◆ **Problem description**
Search the entries below. Return every line that has "يتضم" in it.

---+---

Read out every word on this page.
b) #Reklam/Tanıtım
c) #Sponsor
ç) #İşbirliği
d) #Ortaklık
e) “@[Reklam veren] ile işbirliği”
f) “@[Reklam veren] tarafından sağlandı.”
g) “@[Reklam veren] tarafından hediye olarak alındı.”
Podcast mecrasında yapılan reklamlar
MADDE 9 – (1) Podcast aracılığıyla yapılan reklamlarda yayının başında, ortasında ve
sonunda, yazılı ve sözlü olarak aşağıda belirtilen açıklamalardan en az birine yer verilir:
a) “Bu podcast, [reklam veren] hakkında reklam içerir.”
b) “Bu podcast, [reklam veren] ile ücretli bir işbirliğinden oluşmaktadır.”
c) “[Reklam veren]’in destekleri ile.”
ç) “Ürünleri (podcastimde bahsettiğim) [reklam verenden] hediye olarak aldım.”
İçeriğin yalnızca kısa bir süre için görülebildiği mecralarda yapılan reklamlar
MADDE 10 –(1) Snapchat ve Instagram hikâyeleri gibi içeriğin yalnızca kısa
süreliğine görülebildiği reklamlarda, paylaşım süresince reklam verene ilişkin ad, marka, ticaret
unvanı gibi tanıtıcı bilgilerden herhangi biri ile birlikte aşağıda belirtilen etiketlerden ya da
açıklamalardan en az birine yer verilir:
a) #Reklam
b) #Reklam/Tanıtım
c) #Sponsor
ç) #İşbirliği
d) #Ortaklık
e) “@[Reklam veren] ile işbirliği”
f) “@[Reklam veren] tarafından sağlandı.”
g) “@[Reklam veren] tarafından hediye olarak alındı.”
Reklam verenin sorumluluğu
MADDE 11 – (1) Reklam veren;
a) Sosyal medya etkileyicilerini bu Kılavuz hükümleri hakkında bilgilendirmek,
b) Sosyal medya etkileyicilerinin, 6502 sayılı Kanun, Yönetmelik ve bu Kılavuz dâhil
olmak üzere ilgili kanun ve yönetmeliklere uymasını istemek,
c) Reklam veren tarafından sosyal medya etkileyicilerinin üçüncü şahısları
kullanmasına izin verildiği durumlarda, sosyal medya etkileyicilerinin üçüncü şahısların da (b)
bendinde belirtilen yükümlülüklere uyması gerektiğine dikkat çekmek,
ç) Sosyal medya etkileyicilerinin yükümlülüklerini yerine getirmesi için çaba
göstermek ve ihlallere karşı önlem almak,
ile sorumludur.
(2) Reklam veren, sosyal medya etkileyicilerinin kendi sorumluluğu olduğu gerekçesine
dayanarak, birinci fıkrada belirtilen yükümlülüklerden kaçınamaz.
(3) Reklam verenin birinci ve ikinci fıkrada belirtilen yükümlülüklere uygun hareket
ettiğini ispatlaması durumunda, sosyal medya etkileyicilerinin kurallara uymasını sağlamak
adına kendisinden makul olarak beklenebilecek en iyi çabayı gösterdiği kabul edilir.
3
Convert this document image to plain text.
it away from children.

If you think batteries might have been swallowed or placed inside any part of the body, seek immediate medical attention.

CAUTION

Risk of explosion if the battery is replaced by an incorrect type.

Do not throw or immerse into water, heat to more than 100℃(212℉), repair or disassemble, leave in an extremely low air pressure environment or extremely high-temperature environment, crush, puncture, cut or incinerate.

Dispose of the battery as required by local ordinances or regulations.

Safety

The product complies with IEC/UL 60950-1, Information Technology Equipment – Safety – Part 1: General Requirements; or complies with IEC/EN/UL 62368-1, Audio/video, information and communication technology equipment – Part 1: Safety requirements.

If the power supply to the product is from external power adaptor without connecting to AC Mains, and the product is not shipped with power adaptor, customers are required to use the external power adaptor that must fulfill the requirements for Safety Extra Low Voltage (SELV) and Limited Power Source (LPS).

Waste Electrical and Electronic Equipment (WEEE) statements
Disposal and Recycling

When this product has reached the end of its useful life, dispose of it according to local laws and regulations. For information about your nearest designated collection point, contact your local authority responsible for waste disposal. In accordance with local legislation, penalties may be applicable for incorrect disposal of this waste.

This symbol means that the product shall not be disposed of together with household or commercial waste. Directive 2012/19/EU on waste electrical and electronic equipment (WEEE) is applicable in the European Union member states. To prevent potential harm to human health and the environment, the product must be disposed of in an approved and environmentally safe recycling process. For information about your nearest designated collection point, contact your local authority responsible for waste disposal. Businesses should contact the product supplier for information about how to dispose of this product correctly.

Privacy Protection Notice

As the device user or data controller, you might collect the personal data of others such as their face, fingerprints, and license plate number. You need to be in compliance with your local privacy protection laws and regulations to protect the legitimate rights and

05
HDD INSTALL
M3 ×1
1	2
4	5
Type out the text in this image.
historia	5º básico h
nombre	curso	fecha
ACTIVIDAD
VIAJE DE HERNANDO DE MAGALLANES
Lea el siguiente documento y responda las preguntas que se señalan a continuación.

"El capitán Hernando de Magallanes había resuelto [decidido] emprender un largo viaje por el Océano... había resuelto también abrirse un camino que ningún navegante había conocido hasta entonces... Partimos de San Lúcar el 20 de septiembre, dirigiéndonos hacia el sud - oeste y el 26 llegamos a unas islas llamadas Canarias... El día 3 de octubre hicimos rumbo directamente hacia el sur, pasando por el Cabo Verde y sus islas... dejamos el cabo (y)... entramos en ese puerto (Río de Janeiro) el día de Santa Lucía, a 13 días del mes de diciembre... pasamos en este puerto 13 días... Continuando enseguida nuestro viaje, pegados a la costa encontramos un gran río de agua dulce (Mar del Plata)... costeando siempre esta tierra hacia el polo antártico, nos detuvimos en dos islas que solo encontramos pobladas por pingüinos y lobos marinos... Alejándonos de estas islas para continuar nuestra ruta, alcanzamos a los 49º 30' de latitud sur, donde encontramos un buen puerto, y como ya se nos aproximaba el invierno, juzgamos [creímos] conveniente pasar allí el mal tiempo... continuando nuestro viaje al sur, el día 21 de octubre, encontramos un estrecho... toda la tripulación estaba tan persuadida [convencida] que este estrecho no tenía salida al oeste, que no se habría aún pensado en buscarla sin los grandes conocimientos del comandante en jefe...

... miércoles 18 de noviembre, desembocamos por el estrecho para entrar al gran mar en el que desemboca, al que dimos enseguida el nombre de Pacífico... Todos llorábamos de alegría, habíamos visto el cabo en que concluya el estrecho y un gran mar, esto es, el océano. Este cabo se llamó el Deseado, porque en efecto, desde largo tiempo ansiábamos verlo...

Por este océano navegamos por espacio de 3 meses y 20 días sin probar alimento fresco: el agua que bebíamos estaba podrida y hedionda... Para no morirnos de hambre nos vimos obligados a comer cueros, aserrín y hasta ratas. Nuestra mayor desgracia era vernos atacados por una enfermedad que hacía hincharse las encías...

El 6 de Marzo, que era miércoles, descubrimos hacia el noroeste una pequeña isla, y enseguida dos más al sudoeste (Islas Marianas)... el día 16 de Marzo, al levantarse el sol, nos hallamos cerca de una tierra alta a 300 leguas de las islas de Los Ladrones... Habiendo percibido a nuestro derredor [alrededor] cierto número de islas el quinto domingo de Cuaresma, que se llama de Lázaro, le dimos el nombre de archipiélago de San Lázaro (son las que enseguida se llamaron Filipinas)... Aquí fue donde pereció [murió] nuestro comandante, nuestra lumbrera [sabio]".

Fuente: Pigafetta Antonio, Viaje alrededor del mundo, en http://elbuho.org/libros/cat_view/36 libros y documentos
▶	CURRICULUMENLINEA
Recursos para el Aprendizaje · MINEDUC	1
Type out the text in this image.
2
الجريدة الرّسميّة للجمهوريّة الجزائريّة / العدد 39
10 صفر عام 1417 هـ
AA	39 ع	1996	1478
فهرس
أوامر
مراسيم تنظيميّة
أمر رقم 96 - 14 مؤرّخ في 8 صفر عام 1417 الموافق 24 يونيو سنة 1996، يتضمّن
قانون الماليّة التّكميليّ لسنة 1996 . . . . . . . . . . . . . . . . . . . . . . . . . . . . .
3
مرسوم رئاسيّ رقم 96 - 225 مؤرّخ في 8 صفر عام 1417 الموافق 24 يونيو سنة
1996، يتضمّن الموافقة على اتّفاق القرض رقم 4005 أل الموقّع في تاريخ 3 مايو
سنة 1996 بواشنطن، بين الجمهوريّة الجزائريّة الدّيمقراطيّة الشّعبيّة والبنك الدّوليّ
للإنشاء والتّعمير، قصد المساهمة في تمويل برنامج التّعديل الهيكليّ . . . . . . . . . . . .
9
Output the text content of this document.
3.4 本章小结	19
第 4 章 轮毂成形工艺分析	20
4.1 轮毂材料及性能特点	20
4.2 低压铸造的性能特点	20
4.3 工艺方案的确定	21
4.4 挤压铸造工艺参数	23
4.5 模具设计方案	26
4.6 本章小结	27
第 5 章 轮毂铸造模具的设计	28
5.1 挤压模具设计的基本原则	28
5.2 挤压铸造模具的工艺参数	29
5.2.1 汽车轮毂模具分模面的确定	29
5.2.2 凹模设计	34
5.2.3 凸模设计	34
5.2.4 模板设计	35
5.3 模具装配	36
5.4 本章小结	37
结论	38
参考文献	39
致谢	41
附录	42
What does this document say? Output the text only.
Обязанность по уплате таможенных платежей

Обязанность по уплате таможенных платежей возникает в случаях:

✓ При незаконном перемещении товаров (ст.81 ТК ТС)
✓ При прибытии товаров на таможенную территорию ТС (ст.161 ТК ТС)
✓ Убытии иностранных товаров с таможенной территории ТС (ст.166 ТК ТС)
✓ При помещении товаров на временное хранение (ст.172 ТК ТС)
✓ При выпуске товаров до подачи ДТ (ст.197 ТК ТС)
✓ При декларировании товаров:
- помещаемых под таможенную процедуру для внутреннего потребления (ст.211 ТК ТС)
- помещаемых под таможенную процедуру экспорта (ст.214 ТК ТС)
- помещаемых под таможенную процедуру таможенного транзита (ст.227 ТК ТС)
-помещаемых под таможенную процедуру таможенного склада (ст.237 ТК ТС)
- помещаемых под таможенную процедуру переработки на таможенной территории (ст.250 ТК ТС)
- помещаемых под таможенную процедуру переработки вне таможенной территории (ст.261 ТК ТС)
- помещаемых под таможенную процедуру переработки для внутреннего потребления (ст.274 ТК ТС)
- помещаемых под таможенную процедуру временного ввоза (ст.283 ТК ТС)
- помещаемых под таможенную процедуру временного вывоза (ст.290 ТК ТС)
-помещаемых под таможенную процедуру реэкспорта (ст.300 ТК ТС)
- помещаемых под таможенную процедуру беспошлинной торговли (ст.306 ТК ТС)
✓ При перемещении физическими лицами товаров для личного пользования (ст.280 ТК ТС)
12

---+---

◆ **Problem solution**
أمر رقم 96 - 14 مؤرّخ في 8 صفر عام 1417 الموافق 24 يونيو سنة 1996، يتضمّن
1996، يتضمّن الموافقة على اتّفاق القرض رقم 4005 أل الموقّع في تاريخ 3 مايو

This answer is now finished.